▶ Records for this exercise:

------------------------

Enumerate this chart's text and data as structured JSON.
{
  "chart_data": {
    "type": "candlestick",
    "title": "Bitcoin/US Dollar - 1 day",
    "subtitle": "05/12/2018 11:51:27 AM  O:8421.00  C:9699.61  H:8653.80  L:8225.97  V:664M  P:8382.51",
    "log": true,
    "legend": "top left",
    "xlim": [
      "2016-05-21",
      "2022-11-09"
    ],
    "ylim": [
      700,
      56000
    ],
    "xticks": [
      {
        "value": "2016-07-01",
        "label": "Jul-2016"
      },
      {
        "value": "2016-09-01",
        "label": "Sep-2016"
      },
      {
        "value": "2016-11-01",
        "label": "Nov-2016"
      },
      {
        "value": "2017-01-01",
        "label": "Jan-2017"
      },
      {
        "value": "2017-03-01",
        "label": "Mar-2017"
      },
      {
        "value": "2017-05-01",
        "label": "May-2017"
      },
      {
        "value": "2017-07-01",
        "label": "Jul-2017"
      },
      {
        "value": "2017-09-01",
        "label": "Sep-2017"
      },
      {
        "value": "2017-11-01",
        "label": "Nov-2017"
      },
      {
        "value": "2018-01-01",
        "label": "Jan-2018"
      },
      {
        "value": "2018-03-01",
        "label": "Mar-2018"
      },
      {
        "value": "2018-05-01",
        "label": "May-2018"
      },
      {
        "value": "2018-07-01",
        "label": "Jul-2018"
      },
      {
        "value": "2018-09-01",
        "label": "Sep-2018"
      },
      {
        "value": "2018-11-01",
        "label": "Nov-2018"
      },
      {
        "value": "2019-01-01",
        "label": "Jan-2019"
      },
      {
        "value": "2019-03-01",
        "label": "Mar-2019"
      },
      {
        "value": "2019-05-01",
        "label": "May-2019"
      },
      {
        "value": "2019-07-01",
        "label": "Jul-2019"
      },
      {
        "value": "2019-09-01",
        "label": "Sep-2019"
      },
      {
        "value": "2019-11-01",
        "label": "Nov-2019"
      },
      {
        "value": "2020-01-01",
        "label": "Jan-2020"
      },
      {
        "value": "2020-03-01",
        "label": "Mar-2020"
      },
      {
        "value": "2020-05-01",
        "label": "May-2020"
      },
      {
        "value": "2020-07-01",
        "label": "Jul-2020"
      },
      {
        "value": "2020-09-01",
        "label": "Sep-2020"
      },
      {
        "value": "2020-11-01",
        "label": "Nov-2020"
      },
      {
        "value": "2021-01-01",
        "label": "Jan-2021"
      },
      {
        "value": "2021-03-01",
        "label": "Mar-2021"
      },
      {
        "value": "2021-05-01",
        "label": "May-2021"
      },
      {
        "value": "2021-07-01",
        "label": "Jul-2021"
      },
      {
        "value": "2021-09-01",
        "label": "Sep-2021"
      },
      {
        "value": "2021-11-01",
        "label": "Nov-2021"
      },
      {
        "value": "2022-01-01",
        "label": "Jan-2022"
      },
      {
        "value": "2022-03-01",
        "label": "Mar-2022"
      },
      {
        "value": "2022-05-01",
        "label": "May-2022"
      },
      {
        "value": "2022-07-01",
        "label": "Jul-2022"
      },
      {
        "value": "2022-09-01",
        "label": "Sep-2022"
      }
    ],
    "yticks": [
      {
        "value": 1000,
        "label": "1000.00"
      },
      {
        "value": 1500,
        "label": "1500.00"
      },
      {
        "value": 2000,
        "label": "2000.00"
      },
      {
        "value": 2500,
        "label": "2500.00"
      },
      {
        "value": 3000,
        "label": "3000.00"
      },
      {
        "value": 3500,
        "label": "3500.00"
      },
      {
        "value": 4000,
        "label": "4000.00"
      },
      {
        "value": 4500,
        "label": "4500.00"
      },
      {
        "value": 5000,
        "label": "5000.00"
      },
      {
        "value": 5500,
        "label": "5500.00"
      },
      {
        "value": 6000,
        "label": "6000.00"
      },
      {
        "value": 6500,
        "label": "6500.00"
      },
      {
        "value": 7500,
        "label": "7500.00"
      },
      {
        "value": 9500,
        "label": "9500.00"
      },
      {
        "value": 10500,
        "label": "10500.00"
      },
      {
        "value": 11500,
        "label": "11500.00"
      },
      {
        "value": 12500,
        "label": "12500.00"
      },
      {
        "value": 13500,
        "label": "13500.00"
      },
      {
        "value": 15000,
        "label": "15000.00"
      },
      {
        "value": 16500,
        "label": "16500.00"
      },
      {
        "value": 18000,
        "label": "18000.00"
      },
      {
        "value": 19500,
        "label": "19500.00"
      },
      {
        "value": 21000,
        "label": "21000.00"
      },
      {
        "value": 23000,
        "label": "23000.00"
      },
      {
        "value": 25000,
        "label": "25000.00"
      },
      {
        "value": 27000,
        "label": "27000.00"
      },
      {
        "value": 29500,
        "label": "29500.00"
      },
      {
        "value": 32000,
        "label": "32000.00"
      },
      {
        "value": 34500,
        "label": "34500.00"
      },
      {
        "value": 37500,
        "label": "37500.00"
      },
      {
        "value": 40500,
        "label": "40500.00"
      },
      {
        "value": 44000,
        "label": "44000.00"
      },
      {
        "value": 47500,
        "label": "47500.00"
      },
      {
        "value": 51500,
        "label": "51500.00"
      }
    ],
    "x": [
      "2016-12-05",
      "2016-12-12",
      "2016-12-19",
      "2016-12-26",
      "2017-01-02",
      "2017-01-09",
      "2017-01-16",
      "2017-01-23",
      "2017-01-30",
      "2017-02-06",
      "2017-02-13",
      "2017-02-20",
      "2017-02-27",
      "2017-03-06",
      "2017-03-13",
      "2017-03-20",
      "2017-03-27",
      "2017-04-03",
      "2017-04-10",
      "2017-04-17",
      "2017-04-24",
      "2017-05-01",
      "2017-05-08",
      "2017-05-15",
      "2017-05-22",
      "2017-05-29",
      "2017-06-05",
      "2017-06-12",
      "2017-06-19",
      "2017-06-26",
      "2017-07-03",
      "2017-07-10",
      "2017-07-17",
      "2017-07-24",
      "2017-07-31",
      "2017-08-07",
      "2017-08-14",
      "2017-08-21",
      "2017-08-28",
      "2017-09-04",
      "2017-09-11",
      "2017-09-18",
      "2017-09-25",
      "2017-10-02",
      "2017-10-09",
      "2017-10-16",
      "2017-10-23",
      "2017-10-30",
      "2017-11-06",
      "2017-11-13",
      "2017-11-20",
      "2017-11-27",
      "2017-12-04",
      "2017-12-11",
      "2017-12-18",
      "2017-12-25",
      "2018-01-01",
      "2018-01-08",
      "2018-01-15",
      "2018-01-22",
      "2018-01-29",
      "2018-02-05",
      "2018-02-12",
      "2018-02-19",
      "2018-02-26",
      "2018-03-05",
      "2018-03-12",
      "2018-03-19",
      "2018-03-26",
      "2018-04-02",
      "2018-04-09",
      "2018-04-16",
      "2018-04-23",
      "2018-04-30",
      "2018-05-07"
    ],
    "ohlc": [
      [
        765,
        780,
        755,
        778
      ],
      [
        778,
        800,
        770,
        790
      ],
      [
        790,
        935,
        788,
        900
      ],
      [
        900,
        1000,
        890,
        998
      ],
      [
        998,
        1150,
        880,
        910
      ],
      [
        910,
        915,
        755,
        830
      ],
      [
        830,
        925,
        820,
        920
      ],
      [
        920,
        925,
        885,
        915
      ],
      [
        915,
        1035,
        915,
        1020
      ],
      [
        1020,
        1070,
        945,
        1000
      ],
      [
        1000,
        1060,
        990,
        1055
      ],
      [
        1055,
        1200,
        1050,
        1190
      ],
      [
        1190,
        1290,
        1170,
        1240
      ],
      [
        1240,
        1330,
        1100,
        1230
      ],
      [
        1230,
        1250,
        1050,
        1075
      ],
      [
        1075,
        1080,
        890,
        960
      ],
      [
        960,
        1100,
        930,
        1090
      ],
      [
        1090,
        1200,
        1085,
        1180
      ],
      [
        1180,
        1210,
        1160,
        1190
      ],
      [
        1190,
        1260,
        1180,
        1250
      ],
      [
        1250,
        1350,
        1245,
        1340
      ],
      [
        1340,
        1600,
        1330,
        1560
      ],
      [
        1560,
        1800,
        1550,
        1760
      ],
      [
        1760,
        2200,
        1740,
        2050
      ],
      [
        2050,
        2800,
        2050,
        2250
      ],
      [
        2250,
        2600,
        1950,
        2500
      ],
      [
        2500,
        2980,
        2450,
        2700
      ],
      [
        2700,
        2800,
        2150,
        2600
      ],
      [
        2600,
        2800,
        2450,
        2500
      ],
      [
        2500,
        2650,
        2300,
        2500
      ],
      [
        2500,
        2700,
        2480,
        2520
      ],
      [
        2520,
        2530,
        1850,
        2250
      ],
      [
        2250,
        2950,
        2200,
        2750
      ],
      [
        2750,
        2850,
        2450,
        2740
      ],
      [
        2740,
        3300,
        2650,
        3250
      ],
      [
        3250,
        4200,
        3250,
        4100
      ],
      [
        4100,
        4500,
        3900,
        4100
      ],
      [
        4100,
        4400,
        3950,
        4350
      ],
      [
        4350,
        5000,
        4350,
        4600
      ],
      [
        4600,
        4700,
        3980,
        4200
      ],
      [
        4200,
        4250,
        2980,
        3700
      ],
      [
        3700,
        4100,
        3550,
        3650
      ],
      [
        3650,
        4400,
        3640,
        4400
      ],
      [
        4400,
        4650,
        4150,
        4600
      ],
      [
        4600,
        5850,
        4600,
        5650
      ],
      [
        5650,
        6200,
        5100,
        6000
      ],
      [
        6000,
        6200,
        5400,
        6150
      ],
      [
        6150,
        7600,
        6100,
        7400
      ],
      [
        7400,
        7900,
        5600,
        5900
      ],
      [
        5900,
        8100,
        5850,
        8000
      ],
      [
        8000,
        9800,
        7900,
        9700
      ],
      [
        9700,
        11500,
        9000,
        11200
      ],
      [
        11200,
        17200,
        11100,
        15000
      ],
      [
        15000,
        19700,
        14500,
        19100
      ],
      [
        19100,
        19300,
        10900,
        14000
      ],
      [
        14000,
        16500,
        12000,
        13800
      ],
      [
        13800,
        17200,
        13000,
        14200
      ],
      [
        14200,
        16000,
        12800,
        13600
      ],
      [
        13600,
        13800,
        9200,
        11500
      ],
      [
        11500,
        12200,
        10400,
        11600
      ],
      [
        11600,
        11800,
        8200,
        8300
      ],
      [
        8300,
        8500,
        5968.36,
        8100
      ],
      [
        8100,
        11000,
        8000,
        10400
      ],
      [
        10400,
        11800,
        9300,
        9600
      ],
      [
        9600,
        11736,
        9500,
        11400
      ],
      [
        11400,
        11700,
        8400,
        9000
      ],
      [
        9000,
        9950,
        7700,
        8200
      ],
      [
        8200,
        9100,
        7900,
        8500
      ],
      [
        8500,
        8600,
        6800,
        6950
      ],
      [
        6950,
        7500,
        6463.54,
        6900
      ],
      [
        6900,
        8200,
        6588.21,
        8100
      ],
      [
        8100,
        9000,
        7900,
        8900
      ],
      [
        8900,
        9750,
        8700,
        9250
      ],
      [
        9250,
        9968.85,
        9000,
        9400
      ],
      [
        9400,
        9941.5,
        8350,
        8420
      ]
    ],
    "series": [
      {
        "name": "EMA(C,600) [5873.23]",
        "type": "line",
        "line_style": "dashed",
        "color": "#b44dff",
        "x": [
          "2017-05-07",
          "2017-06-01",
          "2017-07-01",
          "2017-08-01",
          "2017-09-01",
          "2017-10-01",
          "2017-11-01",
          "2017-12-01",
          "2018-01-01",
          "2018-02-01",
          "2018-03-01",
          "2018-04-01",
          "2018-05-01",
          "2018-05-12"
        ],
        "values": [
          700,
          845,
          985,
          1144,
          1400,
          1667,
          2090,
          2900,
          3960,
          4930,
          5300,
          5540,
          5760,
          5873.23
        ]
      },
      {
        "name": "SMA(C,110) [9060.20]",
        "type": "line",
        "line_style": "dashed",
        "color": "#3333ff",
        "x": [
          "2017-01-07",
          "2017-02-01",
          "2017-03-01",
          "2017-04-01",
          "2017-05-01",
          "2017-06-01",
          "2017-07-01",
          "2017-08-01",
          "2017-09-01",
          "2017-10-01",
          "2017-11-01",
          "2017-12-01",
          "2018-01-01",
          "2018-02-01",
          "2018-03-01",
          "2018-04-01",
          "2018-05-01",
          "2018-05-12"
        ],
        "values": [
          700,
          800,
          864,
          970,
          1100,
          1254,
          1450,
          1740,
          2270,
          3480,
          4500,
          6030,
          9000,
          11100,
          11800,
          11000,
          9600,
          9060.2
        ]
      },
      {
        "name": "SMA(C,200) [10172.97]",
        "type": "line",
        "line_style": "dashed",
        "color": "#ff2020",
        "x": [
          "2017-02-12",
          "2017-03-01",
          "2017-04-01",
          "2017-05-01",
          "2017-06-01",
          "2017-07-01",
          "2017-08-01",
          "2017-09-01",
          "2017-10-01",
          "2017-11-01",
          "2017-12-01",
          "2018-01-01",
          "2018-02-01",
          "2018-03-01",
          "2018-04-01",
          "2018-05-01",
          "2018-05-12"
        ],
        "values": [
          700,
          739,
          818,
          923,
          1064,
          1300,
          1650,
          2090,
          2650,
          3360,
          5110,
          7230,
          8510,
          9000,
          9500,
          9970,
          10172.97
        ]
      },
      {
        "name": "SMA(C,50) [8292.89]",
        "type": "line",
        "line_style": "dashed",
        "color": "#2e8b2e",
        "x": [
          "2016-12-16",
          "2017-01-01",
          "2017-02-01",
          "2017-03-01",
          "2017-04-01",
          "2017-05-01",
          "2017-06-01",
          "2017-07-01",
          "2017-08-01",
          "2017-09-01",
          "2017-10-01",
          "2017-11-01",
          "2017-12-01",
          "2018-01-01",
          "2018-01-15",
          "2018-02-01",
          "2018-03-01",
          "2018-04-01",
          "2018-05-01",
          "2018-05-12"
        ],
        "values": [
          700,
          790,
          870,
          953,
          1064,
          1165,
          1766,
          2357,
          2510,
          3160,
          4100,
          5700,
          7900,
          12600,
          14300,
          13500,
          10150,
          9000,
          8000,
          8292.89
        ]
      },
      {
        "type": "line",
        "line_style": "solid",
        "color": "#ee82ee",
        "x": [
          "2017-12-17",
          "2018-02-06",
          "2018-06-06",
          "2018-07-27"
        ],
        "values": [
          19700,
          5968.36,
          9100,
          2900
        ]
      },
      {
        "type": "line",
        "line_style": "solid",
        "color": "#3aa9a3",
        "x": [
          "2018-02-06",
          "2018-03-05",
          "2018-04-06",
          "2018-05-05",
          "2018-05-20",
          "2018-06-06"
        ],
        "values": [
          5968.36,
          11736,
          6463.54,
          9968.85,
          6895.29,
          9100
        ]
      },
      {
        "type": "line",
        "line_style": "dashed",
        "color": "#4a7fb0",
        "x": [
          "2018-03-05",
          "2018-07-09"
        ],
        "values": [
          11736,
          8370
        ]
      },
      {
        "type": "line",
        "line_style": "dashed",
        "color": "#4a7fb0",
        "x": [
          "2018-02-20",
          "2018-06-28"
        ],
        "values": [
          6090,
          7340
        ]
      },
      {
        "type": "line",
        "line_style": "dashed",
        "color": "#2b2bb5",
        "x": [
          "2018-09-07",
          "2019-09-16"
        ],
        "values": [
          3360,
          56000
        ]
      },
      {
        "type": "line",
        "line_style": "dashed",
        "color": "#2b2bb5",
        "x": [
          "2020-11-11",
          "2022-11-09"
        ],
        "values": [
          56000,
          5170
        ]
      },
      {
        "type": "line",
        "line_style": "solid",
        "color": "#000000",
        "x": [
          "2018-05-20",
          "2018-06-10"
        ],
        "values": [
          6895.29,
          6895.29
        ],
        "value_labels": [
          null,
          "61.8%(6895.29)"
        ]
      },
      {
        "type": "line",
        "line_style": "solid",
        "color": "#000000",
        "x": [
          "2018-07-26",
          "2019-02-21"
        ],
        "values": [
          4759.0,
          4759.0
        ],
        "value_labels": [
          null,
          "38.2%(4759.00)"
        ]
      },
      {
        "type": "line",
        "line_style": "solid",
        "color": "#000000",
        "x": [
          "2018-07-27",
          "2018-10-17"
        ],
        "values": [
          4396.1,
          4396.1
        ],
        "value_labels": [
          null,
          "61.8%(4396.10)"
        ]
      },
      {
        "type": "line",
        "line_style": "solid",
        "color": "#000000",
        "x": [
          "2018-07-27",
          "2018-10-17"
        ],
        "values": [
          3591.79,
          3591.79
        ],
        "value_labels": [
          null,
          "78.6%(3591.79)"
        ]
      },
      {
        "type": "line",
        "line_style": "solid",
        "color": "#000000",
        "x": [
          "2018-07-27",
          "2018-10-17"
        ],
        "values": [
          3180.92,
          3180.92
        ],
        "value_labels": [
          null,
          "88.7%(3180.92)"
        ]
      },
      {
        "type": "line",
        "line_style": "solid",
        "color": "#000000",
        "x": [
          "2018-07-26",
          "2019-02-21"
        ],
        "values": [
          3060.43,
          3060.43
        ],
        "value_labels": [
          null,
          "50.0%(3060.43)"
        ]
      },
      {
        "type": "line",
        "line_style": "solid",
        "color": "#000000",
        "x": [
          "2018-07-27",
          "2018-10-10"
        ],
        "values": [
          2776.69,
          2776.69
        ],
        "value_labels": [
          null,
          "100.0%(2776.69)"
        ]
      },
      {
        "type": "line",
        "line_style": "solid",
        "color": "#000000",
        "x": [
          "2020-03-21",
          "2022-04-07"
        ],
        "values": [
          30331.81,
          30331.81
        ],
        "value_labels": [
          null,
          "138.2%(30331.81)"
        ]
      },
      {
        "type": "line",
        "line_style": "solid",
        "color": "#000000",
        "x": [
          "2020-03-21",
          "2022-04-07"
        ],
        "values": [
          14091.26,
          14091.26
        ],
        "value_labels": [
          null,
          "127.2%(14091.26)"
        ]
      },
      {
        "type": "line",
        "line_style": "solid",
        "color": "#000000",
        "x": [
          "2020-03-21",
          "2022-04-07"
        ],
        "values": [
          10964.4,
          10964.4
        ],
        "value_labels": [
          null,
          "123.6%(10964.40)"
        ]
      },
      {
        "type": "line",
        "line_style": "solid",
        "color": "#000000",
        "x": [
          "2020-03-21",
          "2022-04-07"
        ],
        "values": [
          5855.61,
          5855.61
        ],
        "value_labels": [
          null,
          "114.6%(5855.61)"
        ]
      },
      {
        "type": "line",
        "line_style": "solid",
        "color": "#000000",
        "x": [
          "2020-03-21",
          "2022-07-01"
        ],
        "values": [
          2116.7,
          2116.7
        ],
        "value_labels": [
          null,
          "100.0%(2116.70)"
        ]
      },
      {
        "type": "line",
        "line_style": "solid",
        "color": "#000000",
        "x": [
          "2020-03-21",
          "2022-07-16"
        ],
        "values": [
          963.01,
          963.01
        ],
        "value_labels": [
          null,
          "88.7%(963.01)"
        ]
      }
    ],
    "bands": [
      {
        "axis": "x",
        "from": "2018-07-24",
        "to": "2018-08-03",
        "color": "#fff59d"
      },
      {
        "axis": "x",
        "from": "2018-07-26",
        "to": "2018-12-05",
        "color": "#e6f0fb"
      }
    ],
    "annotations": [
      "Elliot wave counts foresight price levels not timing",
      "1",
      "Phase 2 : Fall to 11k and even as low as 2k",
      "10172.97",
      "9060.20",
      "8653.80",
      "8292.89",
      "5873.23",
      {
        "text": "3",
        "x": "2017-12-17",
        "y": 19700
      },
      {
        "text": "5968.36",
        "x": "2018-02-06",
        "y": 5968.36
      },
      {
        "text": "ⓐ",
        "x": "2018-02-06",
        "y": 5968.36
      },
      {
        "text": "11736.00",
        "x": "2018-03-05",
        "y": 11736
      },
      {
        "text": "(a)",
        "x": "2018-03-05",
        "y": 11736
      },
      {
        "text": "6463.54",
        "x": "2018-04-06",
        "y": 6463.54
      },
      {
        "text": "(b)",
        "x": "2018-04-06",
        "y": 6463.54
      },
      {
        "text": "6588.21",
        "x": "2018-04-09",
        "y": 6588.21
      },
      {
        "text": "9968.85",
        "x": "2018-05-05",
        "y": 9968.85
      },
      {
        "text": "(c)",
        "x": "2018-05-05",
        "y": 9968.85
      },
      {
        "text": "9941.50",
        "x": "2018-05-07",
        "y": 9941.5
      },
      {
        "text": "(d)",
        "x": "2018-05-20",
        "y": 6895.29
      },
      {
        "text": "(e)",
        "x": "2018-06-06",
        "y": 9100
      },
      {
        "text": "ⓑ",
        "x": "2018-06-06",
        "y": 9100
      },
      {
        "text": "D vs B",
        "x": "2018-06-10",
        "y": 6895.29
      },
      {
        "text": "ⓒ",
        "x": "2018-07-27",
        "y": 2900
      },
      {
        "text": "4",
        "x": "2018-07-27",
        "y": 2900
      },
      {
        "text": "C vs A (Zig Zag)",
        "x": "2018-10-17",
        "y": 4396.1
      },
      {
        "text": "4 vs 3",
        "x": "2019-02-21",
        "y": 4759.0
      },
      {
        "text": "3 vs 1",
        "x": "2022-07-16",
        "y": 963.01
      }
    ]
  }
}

------------------------

▶ The task:
Copy out each line of the listing that holds "name".

▶ Exercise answer:
        "name": "EMA(C,600) [5873.23]",
        "name": "SMA(C,110) [9060.20]",
        "name": "SMA(C,200) [10172.97]",
        "name": "SMA(C,50) [8292.89]",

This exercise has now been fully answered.